• [What the task requires] Return each line of the records holding the string "Tyrosinase의".

Segment Open

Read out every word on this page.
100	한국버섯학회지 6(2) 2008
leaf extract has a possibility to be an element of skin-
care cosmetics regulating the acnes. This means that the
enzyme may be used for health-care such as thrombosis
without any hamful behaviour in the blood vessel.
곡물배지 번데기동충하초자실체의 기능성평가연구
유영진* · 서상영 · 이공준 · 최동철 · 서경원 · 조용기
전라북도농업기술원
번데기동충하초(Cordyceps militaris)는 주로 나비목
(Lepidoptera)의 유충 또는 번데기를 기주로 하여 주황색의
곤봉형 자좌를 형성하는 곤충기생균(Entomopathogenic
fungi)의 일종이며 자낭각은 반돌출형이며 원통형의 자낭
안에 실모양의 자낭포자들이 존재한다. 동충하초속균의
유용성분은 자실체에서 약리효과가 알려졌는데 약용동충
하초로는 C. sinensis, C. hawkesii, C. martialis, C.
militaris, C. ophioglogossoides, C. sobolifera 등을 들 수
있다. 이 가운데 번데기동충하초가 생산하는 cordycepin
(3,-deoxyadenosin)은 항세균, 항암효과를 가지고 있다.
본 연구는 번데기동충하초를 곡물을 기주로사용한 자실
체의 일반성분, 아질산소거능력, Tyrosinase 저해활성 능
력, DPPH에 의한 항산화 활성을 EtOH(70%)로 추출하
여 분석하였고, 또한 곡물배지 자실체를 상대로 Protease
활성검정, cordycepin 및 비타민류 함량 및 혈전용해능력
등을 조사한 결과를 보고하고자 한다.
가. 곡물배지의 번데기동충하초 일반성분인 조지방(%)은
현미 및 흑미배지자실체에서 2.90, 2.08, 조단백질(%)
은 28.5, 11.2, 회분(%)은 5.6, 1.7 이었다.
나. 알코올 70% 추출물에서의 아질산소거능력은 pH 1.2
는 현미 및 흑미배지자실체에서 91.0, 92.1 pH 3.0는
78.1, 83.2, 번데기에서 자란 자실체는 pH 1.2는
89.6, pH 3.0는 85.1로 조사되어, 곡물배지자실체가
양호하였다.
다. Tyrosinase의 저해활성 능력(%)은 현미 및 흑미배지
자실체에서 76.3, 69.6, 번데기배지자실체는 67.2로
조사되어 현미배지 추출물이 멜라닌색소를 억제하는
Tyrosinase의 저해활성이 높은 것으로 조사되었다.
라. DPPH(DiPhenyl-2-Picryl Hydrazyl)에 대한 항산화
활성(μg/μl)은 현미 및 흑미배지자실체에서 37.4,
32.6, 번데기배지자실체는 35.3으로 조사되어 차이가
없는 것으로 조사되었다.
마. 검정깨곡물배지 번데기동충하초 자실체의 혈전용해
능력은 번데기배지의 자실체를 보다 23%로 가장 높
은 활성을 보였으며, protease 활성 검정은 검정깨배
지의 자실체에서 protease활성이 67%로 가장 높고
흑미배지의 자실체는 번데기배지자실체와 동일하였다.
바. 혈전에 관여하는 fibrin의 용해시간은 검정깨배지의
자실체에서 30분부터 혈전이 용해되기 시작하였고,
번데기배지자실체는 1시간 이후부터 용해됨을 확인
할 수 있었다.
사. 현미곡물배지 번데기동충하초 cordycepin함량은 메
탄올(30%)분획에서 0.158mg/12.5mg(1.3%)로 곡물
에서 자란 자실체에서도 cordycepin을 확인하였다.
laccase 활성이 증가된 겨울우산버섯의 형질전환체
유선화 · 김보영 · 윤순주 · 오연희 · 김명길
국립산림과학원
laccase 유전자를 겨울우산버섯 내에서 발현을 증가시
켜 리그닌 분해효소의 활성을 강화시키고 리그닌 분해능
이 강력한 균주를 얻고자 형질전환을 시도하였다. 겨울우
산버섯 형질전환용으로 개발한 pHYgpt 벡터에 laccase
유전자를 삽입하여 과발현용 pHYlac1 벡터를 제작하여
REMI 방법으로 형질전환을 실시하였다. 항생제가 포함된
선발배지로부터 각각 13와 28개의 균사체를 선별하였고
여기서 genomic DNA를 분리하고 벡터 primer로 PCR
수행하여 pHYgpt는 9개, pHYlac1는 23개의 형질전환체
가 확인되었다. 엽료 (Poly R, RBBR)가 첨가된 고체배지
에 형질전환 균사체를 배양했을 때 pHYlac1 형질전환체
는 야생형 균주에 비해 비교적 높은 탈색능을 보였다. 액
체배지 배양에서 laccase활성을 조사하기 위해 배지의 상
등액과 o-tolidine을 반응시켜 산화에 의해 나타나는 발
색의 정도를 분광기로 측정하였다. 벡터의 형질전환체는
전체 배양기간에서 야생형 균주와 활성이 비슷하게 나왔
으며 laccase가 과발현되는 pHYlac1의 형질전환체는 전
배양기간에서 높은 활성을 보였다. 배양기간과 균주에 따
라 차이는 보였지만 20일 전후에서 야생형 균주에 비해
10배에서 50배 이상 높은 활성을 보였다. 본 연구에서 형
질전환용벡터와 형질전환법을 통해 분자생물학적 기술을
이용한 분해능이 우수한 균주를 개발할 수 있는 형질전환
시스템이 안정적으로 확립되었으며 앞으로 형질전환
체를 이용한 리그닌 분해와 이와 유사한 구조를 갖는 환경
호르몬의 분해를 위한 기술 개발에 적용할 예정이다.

Segment Closed

• [Response to the exercise]
다. Tyrosinase의 저해활성 능력(%)은 현미 및 흑미배지
Tyrosinase의 저해활성이 높은 것으로 조사되었다.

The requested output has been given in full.